▶ _What the task requires_:
Where a line contains the word "والضوء", copy that line.

▶ _Information provided_:
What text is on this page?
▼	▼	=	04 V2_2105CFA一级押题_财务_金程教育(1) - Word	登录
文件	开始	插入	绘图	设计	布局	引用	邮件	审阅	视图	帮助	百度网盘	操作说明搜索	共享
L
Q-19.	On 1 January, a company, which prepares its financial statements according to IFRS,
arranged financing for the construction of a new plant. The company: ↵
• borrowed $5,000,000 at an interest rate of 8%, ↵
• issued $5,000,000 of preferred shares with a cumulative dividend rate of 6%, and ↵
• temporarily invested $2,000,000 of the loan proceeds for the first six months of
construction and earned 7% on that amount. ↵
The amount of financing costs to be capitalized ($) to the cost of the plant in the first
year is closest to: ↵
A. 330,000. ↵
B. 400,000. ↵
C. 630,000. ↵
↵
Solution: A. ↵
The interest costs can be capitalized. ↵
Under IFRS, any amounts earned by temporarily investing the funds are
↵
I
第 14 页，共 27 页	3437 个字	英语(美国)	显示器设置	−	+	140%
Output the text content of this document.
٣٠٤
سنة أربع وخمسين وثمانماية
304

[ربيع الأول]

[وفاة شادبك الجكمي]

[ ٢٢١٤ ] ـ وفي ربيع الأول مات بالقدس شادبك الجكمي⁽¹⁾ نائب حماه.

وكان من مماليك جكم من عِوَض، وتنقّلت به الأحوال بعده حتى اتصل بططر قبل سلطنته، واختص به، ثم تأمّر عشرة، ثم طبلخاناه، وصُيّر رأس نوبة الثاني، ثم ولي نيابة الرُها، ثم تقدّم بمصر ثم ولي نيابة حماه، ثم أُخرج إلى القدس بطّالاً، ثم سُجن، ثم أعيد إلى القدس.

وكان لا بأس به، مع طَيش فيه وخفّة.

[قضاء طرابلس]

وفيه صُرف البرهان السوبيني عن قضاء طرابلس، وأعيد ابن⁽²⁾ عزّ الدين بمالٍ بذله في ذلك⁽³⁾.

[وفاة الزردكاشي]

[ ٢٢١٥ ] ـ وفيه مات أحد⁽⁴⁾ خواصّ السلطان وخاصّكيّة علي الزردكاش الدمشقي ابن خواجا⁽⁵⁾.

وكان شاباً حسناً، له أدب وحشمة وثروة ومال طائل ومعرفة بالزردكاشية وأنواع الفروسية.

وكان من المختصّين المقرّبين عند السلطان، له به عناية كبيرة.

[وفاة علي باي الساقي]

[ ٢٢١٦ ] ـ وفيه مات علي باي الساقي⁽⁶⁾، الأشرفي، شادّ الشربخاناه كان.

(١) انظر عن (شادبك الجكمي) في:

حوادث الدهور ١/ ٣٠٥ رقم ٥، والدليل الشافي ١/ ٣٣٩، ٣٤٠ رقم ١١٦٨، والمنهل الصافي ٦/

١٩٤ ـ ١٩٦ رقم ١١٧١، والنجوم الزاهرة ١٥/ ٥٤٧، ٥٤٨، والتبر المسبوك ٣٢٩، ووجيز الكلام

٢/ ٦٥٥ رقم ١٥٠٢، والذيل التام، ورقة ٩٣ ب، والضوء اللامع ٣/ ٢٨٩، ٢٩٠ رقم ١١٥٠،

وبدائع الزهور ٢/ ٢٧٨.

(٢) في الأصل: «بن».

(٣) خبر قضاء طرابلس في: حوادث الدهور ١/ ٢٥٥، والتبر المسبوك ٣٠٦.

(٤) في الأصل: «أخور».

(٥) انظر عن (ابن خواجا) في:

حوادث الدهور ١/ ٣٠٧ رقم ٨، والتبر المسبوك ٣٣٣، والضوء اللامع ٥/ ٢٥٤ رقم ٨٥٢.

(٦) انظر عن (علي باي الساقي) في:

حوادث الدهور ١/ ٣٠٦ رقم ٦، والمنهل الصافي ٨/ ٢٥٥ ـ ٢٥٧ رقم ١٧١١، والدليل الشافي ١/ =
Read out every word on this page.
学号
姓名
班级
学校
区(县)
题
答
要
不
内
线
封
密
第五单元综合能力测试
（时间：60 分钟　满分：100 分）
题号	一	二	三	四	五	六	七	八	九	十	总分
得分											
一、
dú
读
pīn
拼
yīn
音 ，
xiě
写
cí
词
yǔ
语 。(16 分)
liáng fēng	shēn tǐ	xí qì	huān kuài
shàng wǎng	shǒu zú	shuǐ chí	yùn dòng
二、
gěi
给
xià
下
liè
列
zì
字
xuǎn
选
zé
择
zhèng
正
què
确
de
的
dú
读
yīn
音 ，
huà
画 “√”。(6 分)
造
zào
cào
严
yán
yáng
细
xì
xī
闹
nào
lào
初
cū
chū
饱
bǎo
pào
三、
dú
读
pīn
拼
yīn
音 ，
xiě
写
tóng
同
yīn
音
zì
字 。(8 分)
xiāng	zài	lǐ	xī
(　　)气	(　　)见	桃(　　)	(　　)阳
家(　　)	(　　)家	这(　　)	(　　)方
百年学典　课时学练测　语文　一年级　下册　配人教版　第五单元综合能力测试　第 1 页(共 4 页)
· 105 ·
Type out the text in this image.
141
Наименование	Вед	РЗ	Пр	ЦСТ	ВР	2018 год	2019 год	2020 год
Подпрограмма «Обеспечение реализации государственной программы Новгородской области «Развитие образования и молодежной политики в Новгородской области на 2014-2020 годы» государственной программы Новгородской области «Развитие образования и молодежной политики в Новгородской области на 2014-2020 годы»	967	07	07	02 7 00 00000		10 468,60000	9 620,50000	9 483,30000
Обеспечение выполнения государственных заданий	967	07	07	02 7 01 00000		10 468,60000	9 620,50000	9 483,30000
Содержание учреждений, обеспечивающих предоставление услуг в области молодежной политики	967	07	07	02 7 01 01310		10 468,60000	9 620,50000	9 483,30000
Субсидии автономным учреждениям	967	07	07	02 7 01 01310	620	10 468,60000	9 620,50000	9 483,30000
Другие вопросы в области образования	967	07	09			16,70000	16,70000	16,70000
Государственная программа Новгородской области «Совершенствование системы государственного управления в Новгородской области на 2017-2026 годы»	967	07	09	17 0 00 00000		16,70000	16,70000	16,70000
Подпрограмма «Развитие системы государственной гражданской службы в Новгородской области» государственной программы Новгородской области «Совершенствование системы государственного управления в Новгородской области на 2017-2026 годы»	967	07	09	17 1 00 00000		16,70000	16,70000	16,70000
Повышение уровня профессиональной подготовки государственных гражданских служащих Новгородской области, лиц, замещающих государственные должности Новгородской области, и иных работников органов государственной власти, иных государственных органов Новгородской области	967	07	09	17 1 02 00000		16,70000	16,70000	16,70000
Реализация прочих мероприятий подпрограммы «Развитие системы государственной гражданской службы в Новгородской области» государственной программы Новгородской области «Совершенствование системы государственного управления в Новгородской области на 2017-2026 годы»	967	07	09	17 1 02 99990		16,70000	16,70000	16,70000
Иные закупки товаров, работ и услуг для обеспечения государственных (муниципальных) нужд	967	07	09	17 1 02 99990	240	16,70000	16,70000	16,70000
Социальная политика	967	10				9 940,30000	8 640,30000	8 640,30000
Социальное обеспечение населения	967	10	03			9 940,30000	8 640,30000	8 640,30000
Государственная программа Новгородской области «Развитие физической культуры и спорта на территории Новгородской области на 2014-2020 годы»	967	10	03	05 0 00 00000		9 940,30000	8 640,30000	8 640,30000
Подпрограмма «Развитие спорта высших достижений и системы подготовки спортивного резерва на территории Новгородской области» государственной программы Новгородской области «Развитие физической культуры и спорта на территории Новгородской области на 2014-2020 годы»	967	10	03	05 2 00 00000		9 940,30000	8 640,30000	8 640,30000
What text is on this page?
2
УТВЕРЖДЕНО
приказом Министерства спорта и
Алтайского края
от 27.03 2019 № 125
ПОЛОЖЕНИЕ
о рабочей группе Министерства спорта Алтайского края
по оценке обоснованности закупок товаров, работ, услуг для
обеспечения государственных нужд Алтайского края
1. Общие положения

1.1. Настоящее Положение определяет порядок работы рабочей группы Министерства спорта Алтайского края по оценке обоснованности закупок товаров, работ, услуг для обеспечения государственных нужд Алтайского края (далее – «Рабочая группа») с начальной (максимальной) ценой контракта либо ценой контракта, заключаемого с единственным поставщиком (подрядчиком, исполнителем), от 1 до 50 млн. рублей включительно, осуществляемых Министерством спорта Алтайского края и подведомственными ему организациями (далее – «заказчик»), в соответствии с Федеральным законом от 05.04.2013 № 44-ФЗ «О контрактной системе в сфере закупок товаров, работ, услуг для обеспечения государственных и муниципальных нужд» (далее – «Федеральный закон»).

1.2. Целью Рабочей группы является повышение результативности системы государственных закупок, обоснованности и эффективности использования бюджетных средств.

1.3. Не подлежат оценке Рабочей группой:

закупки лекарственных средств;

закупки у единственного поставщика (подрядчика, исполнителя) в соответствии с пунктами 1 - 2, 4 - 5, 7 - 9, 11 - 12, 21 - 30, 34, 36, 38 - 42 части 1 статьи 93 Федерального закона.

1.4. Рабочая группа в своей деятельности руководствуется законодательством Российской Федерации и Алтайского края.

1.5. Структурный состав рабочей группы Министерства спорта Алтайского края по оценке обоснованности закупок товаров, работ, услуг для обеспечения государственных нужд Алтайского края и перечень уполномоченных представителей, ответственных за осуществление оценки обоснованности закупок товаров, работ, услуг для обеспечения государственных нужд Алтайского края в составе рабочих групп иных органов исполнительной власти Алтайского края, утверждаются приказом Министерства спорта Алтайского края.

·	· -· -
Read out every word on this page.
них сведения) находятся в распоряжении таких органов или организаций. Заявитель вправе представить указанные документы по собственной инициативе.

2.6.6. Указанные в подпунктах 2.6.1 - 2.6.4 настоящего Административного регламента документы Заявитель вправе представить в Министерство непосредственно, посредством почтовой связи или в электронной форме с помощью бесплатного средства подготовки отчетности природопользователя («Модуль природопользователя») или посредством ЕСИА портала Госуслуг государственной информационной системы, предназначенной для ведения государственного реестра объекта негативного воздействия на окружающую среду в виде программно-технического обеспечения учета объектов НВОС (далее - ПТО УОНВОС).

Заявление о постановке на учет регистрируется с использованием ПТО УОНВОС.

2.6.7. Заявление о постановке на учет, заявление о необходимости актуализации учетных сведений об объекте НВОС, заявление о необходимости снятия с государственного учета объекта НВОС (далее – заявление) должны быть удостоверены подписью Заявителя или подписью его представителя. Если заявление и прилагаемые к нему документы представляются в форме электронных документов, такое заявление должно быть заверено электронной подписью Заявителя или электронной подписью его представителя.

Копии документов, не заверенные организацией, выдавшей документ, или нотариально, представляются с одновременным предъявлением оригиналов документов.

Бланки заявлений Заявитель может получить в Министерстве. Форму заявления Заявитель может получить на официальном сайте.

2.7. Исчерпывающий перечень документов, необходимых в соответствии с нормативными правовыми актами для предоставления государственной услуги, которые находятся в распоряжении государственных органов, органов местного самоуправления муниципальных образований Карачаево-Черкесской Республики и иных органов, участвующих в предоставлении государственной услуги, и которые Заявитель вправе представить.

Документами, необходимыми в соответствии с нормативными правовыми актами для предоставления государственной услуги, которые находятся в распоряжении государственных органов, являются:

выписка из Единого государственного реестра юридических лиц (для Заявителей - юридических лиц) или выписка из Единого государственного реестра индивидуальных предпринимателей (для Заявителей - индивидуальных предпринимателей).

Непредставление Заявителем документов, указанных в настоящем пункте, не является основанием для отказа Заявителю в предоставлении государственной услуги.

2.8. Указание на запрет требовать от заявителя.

▶ _Output for this exercise_:
٢/ ٦٥٥ رقم ١٥٠٢، والذيل التام، ورقة ٩٣ ب، والضوء اللامع ٣/ ٢٨٩، ٢٩٠ رقم ١١٥٠،
حوادث الدهور ١/ ٣٠٧ رقم ٨، والتبر المسبوك ٣٣٣، والضوء اللامع ٥/ ٢٥٤ رقم ٨٥٢.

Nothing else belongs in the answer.